• EXERCISE GOAL: Your task is to transcribe all the entries exactly, excluding pictures.
######
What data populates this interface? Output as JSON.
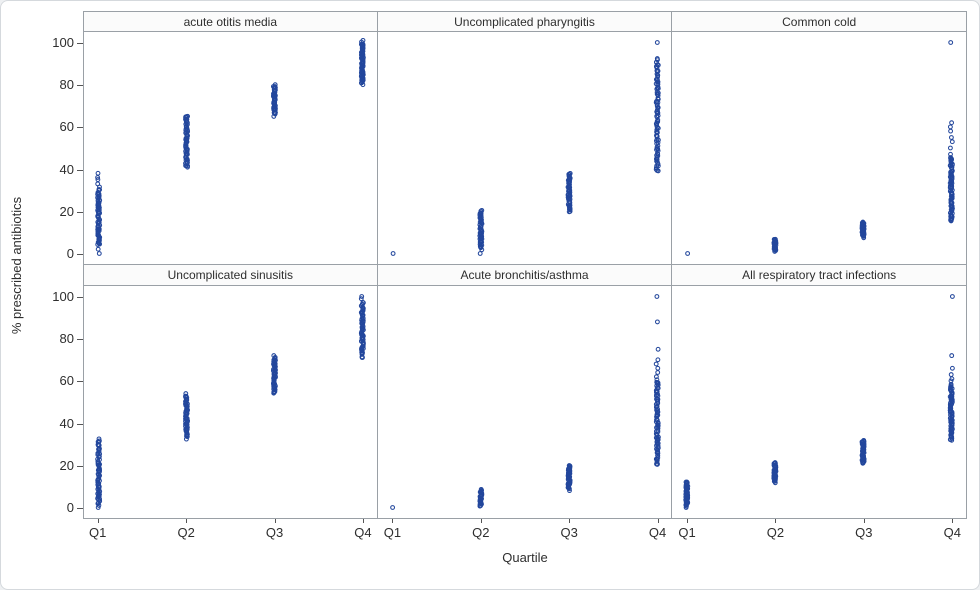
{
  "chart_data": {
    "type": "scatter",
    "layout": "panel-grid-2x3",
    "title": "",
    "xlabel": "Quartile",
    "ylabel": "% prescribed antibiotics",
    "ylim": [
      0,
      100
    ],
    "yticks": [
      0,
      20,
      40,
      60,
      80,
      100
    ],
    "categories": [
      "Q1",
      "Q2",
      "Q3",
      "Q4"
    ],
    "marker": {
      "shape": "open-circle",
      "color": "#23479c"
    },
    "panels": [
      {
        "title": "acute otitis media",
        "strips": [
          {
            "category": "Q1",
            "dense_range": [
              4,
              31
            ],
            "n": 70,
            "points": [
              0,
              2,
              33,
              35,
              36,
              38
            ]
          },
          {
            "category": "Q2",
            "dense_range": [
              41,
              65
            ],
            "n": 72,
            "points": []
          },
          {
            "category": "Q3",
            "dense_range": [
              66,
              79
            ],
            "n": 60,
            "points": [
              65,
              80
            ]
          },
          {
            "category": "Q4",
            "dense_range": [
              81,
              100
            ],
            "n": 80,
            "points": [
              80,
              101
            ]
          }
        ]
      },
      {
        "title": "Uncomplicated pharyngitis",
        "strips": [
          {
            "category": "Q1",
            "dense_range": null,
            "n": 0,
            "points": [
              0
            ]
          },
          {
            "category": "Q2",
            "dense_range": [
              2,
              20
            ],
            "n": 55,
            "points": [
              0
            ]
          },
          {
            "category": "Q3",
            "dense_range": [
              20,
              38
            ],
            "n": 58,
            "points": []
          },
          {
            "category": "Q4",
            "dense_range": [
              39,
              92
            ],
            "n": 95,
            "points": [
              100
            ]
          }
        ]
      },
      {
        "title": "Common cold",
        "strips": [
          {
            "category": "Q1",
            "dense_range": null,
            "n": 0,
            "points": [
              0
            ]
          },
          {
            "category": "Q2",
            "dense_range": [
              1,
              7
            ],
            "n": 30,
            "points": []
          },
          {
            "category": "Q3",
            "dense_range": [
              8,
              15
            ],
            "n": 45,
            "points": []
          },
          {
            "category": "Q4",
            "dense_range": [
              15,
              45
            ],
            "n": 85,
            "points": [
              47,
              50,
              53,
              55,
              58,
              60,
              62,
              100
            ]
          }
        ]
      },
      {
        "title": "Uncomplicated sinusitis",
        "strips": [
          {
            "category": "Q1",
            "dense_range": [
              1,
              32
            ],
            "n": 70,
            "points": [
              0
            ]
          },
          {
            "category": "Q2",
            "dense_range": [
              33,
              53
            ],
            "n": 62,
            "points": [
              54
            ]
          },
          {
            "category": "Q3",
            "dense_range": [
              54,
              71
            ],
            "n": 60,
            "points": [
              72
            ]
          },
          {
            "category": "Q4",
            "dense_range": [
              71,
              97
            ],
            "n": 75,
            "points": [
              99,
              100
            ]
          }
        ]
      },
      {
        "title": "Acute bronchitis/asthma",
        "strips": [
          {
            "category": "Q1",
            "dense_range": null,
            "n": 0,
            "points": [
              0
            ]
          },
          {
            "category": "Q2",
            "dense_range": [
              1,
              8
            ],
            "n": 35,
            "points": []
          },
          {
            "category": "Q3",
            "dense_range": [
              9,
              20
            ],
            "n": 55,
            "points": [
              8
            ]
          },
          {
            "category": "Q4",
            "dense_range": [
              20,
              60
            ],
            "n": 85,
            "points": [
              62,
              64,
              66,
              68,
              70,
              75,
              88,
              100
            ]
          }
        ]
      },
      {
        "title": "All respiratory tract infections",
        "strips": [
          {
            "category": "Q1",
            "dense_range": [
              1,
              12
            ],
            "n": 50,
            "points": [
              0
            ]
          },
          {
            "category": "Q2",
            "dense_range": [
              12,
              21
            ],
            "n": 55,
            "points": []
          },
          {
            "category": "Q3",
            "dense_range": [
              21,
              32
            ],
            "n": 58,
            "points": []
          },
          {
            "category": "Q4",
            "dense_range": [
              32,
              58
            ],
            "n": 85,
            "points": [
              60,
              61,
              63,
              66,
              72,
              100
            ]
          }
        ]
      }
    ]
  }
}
######
• SOLUTION TO THE PROBLEM:
What data populates this interface? Output as JSON.
{
  "chart_data": {
    "type": "scatter",
    "layout": "panel-grid-2x3",
    "title": "",
    "xlabel": "Quartile",
    "ylabel": "% prescribed antibiotics",
    "ylim": [
      0,
      100
    ],
    "yticks": [
      0,
      20,
      40,
      60,
      80,
      100
    ],
    "categories": [
      "Q1",
      "Q2",
      "Q3",
      "Q4"
    ],
    "marker": {
      "shape": "open-circle",
      "color": "#23479c"
    },
    "panels": [
      {
        "title": "acute otitis media",
        "strips": [
          {
            "category": "Q1",
            "dense_range": [
              4,
              31
            ],
            "n": 70,
            "points": [
              0,
              2,
              33,
              35,
              36,
              38
            ]
          },
          {
            "category": "Q2",
            "dense_range": [
              41,
              65
            ],
            "n": 72,
            "points": []
          },
          {
            "category": "Q3",
            "dense_range": [
              66,
              79
            ],
            "n": 60,
            "points": [
              65,
              80
            ]
          },
          {
            "category": "Q4",
            "dense_range": [
              81,
              100
            ],
            "n": 80,
            "points": [
              80,
              101
            ]
          }
        ]
      },
      {
        "title": "Uncomplicated pharyngitis",
        "strips": [
          {
            "category": "Q1",
            "dense_range": null,
            "n": 0,
            "points": [
              0
            ]
          },
          {
            "category": "Q2",
            "dense_range": [
              2,
              20
            ],
            "n": 55,
            "points": [
              0
            ]
          },
          {
            "category": "Q3",
            "dense_range": [
              20,
              38
            ],
            "n": 58,
            "points": []
          },
          {
            "category": "Q4",
            "dense_range": [
              39,
              92
            ],
            "n": 95,
            "points": [
              100
            ]
          }
        ]
      },
      {
        "title": "Common cold",
        "strips": [
          {
            "category": "Q1",
            "dense_range": null,
            "n": 0,
            "points": [
              0
            ]
          },
          {
            "category": "Q2",
            "dense_range": [
              1,
              7
            ],
            "n": 30,
            "points": []
          },
          {
            "category": "Q3",
            "dense_range": [
              8,
              15
            ],
            "n": 45,
            "points": []
          },
          {
            "category": "Q4",
            "dense_range": [
              15,
              45
            ],
            "n": 85,
            "points": [
              47,
              50,
              53,
              55,
              58,
              60,
              62,
              100
            ]
          }
        ]
      },
      {
        "title": "Uncomplicated sinusitis",
        "strips": [
          {
            "category": "Q1",
            "dense_range": [
              1,
              32
            ],
            "n": 70,
            "points": [
              0
            ]
          },
          {
            "category": "Q2",
            "dense_range": [
              33,
              53
            ],
            "n": 62,
            "points": [
              54
            ]
          },
          {
            "category": "Q3",
            "dense_range": [
              54,
              71
            ],
            "n": 60,
            "points": [
              72
            ]
          },
          {
            "category": "Q4",
            "dense_range": [
              71,
              97
            ],
            "n": 75,
            "points": [
              99,
              100
            ]
          }
        ]
      },
      {
        "title": "Acute bronchitis/asthma",
        "strips": [
          {
            "category": "Q1",
            "dense_range": null,
            "n": 0,
            "points": [
              0
            ]
          },
          {
            "category": "Q2",
            "dense_range": [
              1,
              8
            ],
            "n": 35,
            "points": []
          },
          {
            "category": "Q3",
            "dense_range": [
              9,
              20
            ],
            "n": 55,
            "points": [
              8
            ]
          },
          {
            "category": "Q4",
            "dense_range": [
              20,
              60
            ],
            "n": 85,
            "points": [
              62,
              64,
              66,
              68,
              70,
              75,
              88,
              100
            ]
          }
        ]
      },
      {
        "title": "All respiratory tract infections",
        "strips": [
          {
            "category": "Q1",
            "dense_range": [
              1,
              12
            ],
            "n": 50,
            "points": [
              0
            ]
          },
          {
            "category": "Q2",
            "dense_range": [
              12,
              21
            ],
            "n": 55,
            "points": []
          },
          {
            "category": "Q3",
            "dense_range": [
              21,
              32
            ],
            "n": 58,
            "points": []
          },
          {
            "category": "Q4",
            "dense_range": [
              32,
              58
            ],
            "n": 85,
            "points": [
              60,
              61,
              63,
              66,
              72,
              100
            ]
          }
        ]
      }
    ]
  }
}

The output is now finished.